··· Abgedruckter Auszug
New York, Ende der 1930er Jahre. Ein heruntergekommenes Mietshaus, in dem vor allem Zuwanderer wohnen: Italiener, Deutsche, Schweden, Russen, Asiaten sowie US-Amerikaner, die schon mehrere Generationen hier sind, aber europäische Wurzeln haben. Im Mittelpunkt der Geschichte steht Familie Maurrant. Vater Frank ist ein harter Kerl, unfähig, die Bedürfnisse seiner Frau Anna zu erkennen, die heimlich ein Verhältnis mit dem Milchmann angefangen hat. Der kleine Sohn Willie geht noch zur Schule; die ältere Tochter Rose arbeitet in einem Immobilienbüro. Sie wird von ihrem Chef und dem Sohn der Nachbarn, einem Schläger, bedrängt. Sie verliebt sich in den Jurastudenten Sam Kaplan, Sohn eines kommunistischen Juden. Er bittet sie, mit ihm aus dem Elend zu fliehen und anderswo ein gemeinsames Leben anzufangen.
Die Autoren Elmer Rice und Langston Hughes bieten Unterhaltungstheater mit sozialem Anliegen. Sie spielen mit nationalen Eigenheiten und zeigen den Alltag der verschiedenen ethnischen Gruppen, die in diesem Wohnblock zusammengepfercht sind. Es ist ein Überlebenskampf, getrieben von dem Traum vom sozialen Aufstieg, ständig bespitzelt von der neugierigen Nachbarschaft. Das Buch ist perfekt ausbalanciert: dramatisch, tragisch, natürlich mit einer Liebesgeschichte und hier und da ein Schuss Humor. Nur der englische Text wirkt in den dramatischen Opern-Nummern zum Ende hin etwas profan und trivial.
John Fulljames setzt in seiner Inszenierung, die die Oper Köln aus Madrid übernommen hat und hier von Lucy Bradley einstudiert wurde, auf sepiafarbene, brave Nostalgie. Zwar ohne die gesellschaftlichen Umstände zu verklären, doch das Publikum kann sich entspannt zurücklehnen und „Damals war’s schon schlimm in Amerika!“ denken. Dabei sind die Themen – Angst vor dem sozialen Abstieg, häusliche Gewalt, Zusammenleben unterschiedlicher Nationen, sowie der Versuch, aus der sozialen Schicht auszubrechen – global brandaktuell. Mehr Mut zur Aktualität hätte das Stück etwas entstaubt und ihm Schärfe gegeben, doch diese Chance verpassen Fulljames und Bradley.
Ihre Regie führt das große Ensemble sehr gut und selbst kleine Figuren werden als eigenständige Persönlichkeiten herausgearbeitet. Es ergeben sich immer wieder Nebenschauplätze, die sich harmonisch einpassen, nicht vom Hauptgeschehen ablenken, sondern gut zu der Atmosphäre des Lebens auf der Straße und in den Wohnungen beitragen.
······
··· Datenteil
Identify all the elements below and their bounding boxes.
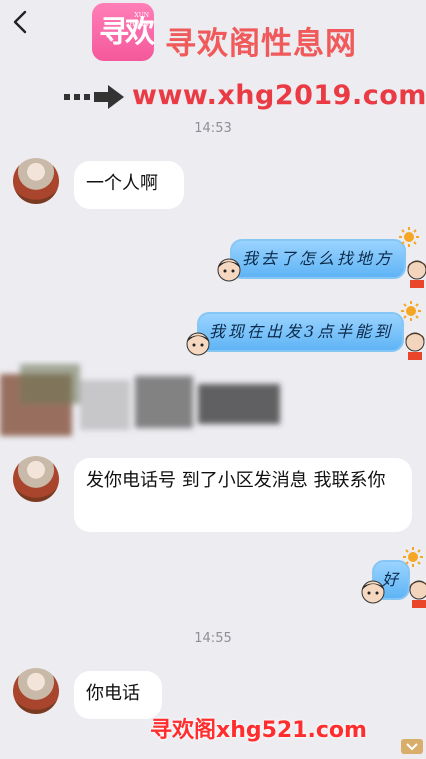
······
* [Zu erledigende Aufgabe]
Wiederhole aus der Opernkritik wortgetreu den Abschnitt, der mit „Ihre Regie führt“ beginnt und bis einschließlich „den Wohnungen beitragen.“ reicht.

* [Das Ergebnis]
Ihre Regie führt das große Ensemble sehr gut und selbst kleine Figuren werden als eigenständige Persönlichkeiten herausgearbeitet. Es ergeben sich immer wieder Nebenschauplätze, die sich harmonisch einpassen, nicht vom Hauptgeschehen ablenken, sondern gut zu der Atmosphäre des Lebens auf der Straße und in den Wohnungen beitragen.